● **Extracted records**

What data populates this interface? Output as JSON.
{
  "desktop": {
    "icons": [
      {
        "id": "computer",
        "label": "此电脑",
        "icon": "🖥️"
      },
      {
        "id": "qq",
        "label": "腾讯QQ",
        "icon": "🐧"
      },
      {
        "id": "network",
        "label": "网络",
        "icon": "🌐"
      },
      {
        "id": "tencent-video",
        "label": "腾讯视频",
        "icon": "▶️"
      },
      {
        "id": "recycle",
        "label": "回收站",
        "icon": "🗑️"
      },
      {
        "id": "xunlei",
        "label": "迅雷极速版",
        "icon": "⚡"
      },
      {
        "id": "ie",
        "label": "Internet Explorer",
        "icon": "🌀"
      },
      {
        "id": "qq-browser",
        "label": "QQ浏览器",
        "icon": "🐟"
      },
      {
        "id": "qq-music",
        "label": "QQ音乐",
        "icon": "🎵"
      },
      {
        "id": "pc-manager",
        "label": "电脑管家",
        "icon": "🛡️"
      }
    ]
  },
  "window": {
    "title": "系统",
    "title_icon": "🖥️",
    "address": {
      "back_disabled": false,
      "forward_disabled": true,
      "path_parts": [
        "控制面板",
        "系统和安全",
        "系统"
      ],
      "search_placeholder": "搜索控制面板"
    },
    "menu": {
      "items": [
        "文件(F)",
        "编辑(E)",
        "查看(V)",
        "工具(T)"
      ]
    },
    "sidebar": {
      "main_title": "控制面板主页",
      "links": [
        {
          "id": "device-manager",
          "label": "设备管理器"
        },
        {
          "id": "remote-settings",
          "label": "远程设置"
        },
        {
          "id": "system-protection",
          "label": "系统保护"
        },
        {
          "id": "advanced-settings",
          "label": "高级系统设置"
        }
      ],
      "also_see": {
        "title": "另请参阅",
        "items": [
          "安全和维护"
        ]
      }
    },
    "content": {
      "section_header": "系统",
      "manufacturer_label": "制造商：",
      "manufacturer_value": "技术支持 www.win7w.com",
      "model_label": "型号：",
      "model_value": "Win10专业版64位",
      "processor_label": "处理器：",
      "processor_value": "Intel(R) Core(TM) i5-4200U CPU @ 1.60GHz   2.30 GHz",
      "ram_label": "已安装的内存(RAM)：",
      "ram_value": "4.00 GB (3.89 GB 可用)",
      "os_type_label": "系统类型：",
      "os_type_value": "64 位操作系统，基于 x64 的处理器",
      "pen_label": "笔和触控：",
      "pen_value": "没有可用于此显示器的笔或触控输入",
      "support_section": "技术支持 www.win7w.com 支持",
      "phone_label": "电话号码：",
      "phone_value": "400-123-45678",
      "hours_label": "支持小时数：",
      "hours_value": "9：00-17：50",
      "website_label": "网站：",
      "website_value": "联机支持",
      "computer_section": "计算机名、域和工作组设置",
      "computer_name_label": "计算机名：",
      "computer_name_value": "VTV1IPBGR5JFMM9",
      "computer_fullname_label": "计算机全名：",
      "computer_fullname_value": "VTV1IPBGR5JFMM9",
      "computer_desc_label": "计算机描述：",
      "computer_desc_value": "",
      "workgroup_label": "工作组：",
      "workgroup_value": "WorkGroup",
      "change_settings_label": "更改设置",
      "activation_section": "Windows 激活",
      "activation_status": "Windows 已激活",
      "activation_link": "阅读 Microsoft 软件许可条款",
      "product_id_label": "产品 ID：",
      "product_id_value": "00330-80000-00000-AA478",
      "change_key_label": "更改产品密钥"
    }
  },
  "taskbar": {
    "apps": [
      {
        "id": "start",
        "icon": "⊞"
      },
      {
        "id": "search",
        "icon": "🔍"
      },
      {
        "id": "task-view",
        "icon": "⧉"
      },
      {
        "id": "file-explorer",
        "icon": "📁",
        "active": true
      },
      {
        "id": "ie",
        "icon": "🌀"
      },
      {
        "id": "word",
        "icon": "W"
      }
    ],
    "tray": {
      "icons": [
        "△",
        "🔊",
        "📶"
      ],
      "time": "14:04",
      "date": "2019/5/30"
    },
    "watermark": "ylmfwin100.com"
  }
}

● **What you should do**
Filter the listing for the word "Windows" and copy every line that holds it.

● **Full answer**
      "activation_section": "Windows 激活",
      "activation_status": "Windows 已激活",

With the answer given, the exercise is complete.